**Description of the task:**
Select from the data all lines with the word "username".

══ Excerpted data

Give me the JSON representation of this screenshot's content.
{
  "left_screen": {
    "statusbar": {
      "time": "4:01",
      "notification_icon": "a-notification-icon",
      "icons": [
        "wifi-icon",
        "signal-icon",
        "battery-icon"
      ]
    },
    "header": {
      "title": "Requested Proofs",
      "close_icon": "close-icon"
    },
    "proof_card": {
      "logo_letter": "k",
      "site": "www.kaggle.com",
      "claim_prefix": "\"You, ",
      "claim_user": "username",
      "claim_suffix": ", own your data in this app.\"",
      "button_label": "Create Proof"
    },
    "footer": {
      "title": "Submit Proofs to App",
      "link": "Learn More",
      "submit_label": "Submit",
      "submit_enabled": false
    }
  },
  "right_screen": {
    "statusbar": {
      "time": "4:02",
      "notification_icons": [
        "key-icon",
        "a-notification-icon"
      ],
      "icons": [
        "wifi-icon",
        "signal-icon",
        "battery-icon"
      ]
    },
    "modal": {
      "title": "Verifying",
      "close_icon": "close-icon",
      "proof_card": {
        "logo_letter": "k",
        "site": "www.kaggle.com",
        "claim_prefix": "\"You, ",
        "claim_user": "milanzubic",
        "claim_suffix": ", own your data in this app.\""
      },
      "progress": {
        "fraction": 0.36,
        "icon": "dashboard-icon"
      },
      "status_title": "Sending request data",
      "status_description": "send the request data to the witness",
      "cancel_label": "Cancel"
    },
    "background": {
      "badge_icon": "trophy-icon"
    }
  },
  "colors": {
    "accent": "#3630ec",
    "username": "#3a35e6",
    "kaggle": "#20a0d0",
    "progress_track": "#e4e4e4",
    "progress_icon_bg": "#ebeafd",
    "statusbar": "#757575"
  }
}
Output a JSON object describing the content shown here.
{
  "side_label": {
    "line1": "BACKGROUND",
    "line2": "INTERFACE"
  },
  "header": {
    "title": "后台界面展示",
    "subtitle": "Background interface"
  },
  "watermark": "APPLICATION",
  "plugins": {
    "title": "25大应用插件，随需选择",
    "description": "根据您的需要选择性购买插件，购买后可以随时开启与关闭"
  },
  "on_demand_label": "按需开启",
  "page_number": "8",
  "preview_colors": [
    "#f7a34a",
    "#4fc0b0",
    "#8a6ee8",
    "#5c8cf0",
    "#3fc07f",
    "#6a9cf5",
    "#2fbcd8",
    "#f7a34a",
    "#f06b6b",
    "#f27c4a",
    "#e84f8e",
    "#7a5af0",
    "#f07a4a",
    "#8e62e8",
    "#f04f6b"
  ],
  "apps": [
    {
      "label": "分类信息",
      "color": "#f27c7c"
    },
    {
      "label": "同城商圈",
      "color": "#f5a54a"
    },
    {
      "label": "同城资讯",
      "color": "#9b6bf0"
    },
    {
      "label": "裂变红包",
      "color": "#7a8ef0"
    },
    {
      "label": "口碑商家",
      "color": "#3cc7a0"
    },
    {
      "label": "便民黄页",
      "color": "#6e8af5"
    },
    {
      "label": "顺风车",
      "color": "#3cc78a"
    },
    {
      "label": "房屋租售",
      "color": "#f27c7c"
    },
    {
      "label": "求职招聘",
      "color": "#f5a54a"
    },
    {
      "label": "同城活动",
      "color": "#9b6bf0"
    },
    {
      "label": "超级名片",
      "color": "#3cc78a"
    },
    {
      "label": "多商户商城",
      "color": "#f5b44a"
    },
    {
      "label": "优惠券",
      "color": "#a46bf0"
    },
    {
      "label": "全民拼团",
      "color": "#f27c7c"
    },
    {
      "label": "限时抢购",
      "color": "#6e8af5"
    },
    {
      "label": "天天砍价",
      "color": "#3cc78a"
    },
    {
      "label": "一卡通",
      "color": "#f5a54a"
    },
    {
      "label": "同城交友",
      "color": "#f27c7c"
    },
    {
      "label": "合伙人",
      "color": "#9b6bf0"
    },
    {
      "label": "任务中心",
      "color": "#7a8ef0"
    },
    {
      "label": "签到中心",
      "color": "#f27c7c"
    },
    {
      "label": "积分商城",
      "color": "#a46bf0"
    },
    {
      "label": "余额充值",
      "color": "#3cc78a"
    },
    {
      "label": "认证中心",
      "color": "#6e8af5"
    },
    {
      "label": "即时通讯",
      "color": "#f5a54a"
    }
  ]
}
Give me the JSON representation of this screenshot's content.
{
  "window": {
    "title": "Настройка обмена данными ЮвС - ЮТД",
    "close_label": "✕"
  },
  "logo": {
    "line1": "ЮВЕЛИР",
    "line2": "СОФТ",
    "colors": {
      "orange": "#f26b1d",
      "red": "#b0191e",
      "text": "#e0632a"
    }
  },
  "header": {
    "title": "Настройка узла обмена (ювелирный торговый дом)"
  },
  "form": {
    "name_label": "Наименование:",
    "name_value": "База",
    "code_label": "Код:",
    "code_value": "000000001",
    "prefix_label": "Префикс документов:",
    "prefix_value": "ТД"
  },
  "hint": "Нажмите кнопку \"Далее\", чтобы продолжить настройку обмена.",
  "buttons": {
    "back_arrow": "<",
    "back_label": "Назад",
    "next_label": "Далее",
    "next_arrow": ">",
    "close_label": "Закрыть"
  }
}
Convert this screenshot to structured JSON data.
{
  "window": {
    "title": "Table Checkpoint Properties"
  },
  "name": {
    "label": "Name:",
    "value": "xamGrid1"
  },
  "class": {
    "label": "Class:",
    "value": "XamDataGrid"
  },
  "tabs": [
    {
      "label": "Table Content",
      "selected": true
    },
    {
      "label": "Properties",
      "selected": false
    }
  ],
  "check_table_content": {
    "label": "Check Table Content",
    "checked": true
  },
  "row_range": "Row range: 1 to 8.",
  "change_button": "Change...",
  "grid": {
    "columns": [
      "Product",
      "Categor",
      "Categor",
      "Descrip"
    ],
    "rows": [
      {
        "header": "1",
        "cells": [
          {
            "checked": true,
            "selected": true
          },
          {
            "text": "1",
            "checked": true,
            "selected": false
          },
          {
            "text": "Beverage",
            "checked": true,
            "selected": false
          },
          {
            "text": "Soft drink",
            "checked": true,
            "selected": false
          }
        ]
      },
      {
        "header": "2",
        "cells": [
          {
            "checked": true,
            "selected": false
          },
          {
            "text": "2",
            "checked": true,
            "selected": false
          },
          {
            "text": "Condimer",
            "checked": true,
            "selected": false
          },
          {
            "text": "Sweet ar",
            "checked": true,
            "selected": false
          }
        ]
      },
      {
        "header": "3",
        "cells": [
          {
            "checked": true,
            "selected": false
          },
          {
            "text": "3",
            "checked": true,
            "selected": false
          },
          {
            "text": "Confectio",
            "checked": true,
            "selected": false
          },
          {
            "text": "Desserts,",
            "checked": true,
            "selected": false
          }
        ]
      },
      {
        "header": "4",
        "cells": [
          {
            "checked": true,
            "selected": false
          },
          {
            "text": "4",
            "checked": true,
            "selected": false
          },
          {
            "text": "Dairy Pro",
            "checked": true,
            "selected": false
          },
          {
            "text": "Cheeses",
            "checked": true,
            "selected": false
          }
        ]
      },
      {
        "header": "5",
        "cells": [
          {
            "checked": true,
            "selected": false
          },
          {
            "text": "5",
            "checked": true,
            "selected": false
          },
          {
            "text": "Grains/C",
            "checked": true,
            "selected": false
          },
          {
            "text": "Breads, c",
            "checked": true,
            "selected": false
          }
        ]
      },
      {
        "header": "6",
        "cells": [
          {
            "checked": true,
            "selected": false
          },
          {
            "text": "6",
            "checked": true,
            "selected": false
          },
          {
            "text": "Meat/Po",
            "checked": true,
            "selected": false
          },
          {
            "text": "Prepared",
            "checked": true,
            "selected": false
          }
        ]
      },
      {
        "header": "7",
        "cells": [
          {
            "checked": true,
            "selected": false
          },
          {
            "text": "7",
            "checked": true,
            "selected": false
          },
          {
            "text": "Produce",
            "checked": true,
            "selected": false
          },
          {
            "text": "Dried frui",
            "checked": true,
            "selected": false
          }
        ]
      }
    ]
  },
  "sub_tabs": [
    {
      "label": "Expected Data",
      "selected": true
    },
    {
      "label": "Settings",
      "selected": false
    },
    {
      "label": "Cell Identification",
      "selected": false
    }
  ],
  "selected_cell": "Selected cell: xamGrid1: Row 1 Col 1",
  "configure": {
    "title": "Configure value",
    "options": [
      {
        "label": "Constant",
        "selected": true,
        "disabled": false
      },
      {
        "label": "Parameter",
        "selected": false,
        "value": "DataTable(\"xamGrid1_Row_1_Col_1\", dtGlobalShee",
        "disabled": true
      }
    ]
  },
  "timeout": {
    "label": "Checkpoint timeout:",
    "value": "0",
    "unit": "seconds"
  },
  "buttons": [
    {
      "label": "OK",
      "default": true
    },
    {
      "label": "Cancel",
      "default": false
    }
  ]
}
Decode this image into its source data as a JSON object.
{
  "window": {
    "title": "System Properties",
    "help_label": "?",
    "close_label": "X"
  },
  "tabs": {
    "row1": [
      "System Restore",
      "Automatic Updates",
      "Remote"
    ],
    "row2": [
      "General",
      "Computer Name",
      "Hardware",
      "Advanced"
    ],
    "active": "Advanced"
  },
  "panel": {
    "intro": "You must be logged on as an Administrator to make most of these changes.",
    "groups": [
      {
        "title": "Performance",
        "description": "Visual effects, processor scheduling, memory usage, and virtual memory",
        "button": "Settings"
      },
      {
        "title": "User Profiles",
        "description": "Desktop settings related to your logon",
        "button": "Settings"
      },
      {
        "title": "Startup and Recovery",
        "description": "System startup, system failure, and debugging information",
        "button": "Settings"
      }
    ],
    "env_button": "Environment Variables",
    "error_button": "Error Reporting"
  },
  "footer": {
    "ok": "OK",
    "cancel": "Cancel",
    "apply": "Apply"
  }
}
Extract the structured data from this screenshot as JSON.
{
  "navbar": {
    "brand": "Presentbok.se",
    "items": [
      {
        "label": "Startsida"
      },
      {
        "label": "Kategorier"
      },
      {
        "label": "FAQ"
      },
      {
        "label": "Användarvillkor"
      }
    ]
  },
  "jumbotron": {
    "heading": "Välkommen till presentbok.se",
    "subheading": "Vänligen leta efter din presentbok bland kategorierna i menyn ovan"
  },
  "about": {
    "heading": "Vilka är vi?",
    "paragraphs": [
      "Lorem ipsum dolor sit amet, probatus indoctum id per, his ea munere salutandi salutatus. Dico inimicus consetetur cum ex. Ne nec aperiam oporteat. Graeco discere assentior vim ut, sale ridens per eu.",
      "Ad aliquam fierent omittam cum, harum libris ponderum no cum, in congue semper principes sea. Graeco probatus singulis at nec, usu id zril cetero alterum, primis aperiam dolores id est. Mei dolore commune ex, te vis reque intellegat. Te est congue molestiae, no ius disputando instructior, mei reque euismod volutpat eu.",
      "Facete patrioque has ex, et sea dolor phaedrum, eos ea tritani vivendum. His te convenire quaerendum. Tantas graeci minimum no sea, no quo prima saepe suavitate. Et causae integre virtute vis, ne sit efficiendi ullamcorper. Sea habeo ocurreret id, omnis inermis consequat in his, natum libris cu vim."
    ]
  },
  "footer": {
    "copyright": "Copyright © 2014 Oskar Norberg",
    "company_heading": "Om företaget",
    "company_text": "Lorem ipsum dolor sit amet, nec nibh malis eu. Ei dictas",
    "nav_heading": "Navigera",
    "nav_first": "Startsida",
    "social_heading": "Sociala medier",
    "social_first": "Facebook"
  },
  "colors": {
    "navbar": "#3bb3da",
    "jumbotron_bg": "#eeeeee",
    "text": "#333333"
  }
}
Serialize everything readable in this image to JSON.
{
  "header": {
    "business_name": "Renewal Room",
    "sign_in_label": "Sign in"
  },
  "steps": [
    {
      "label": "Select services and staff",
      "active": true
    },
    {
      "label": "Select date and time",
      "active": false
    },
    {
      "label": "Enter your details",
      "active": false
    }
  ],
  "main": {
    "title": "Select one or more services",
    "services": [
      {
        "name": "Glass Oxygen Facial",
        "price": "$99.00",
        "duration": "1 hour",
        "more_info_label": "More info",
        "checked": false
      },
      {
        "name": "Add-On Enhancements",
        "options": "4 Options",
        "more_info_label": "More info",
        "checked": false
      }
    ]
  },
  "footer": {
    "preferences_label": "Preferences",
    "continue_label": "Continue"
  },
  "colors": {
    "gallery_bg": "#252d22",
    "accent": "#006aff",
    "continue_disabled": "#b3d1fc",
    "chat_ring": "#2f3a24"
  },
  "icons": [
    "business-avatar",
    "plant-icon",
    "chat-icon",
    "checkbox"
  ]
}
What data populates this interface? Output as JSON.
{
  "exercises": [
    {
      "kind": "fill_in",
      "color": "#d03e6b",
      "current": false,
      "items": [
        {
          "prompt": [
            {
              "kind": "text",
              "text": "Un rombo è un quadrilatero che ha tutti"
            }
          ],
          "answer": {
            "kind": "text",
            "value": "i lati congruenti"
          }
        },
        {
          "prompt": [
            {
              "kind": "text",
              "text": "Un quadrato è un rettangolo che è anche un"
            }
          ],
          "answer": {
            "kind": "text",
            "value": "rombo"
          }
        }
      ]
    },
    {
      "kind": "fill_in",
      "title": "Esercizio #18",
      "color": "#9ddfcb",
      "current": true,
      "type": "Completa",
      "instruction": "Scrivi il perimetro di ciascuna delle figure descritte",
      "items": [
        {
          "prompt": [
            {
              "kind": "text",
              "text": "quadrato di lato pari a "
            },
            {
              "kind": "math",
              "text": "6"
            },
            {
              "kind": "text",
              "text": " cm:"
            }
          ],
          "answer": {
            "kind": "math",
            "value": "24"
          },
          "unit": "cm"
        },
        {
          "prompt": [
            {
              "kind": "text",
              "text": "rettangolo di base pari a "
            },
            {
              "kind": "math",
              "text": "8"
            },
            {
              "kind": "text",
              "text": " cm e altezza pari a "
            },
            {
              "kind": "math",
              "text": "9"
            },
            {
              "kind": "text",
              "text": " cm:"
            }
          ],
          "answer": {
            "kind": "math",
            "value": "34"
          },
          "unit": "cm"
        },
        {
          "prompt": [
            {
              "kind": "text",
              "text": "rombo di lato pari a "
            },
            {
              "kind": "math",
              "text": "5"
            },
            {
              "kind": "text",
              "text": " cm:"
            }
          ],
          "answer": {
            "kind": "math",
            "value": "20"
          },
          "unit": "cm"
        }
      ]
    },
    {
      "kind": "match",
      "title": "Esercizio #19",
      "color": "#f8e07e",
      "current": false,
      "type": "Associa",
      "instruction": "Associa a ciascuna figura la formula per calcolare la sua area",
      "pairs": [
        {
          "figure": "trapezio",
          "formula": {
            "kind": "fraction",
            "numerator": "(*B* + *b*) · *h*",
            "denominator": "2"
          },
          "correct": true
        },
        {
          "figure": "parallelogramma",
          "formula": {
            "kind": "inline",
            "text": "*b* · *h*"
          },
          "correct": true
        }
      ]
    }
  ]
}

════

**Full output:**
      "claim_user": "username",
    "username": "#3a35e6",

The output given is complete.